[Extracted data entries]
▼
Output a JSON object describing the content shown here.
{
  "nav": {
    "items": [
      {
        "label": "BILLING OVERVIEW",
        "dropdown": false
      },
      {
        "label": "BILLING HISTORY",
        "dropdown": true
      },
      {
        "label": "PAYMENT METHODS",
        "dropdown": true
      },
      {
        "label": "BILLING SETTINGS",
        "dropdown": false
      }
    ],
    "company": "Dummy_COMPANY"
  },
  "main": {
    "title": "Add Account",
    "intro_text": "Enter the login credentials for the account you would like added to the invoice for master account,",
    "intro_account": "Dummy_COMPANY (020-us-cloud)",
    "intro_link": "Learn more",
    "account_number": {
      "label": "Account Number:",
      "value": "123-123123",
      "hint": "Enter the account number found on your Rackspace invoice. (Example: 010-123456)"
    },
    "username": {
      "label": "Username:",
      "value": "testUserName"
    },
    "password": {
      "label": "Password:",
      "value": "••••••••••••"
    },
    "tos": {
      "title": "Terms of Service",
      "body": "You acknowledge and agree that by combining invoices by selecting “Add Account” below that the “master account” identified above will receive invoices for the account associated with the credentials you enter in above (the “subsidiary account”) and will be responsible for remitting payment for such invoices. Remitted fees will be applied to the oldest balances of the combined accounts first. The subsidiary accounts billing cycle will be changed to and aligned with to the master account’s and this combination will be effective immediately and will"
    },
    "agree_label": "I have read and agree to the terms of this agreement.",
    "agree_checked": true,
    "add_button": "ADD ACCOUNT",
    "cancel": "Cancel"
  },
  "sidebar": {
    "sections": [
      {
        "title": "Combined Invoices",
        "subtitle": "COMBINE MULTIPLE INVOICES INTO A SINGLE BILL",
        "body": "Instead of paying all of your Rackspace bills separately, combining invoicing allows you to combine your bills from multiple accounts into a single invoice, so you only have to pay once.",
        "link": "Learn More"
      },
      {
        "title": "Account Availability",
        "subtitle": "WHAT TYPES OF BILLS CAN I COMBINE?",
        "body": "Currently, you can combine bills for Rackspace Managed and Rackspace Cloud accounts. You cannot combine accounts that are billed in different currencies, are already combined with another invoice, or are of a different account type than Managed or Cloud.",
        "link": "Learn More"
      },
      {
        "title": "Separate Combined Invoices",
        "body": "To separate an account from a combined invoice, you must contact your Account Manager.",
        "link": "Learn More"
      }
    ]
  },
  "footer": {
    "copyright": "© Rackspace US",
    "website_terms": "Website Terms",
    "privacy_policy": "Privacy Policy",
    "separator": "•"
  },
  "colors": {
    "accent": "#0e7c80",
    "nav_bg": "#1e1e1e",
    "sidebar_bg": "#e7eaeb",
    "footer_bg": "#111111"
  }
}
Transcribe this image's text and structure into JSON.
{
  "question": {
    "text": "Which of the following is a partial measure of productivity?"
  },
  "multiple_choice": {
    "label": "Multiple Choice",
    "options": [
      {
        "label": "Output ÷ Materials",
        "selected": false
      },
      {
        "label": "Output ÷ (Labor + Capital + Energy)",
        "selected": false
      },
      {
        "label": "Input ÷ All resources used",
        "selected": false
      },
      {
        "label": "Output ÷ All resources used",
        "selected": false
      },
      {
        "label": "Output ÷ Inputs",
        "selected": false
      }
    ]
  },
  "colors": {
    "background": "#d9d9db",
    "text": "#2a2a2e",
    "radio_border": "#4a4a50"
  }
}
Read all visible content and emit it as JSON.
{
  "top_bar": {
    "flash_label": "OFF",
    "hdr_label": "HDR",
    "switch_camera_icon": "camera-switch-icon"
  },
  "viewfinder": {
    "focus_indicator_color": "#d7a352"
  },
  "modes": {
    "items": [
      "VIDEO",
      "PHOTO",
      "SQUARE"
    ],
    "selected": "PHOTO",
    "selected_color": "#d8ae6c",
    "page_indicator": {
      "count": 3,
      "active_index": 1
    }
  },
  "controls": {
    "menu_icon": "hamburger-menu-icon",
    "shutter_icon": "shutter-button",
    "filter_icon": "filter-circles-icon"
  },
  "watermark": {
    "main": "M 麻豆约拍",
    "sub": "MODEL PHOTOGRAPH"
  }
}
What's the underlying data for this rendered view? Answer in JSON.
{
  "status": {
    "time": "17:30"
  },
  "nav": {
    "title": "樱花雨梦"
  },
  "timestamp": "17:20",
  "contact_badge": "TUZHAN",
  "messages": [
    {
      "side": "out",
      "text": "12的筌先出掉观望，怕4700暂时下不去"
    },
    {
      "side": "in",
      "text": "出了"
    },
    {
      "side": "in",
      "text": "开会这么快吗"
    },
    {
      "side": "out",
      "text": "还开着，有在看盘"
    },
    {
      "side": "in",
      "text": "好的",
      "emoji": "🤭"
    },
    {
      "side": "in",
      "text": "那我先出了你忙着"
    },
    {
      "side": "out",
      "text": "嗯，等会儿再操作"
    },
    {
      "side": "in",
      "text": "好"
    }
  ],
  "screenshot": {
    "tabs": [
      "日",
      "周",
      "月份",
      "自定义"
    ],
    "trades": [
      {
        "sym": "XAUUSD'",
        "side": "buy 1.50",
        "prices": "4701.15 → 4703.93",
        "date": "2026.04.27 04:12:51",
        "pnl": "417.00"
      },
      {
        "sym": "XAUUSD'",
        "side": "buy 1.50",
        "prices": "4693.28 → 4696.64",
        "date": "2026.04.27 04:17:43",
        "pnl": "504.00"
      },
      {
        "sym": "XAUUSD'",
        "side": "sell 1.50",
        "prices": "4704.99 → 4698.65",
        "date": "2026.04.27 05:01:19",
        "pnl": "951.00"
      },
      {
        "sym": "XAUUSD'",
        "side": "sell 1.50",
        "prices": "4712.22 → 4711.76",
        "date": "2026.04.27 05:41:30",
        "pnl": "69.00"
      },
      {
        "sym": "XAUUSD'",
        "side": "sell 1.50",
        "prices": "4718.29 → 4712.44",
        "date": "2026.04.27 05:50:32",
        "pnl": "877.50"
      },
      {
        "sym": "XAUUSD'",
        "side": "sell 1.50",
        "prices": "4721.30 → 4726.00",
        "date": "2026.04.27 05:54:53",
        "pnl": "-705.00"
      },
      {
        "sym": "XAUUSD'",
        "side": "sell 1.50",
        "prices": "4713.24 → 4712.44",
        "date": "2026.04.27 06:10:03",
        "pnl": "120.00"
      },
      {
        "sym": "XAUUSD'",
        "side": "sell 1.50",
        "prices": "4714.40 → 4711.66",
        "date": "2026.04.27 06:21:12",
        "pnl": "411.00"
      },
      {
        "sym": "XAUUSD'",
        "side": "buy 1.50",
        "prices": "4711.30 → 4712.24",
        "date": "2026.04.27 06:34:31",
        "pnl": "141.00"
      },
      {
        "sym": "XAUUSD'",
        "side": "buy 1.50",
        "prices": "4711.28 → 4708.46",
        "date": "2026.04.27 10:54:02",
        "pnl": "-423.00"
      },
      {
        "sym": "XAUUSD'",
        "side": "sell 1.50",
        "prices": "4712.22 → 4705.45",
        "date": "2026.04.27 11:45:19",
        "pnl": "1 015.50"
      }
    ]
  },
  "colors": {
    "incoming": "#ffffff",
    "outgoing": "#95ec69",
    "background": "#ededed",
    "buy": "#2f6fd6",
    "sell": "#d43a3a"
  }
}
▲
**WHAT IS REQUIRED:** Above are the records; copy every line in them that holds the word "accounts".

**RESULT:**
      "body": "You acknowledge and agree that by combining invoices by selecting “Add Account” below that the “master account” identified above will receive invoices for the account associated with the credentials you enter in above (the “subsidiary account”) and will be responsible for remitting payment for such invoices. Remitted fees will be applied to the oldest balances of the combined accounts first. The subsidiary accounts billing cycle will be changed to and aligned with to the master account’s and this combination will be effective immediately and will"
        "body": "Instead of paying all of your Rackspace bills separately, combining invoicing allows you to combine your bills from multiple accounts into a single invoice, so you only have to pay once.",
        "body": "Currently, you can combine bills for Rackspace Managed and Rackspace Cloud accounts. You cannot combine accounts that are billed in different currencies, are already combined with another invoice, or are of a different account type than Managed or Cloud.",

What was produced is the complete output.